┌────────

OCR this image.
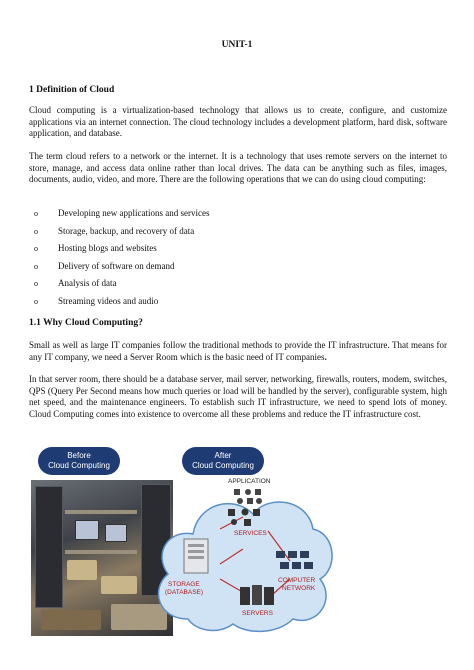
UNIT-1
1 Definition of Cloud
Cloud computing is a virtualization-based technology that allows us to create, configure, and customize applications via an internet connection. The cloud technology includes a development platform, hard disk, software application, and database.
The term cloud refers to a network or the internet. It is a technology that uses remote servers on the internet to store, manage, and access data online rather than local drives. The data can be anything such as files, images, documents, audio, video, and more. There are the following operations that we can do using cloud computing:
o Developing new applications and services
o Storage, backup, and recovery of data
o Hosting blogs and websites
o Delivery of software on demand
o Analysis of data
o Streaming videos and audio
1.1 Why Cloud Computing?
Small as well as large IT companies follow the traditional methods to provide the IT infrastructure. That means for any IT company, we need a Server Room which is the basic need of IT companies.
In that server room, there should be a database server, mail server, networking, firewalls, routers, modem, switches, QPS (Query Per Second means how much queries or load will be handled by the server), configurable system, high net speed, and the maintenance engineers. To establish such IT infrastructure, we need to spend lots of money. Cloud Computing comes into existence to overcome all these problems and reduce the IT infrastructure cost.
Before
Cloud Computing
After
Cloud Computing
APPLICATION
SERVICES
STORAGE
(DATABASE)
COMPUTER
NETWORK
SERVERS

└────────

DIRECTION: Report how many lines of the records above contain the word "such", and give only that number.

FULL RESPONSE: 2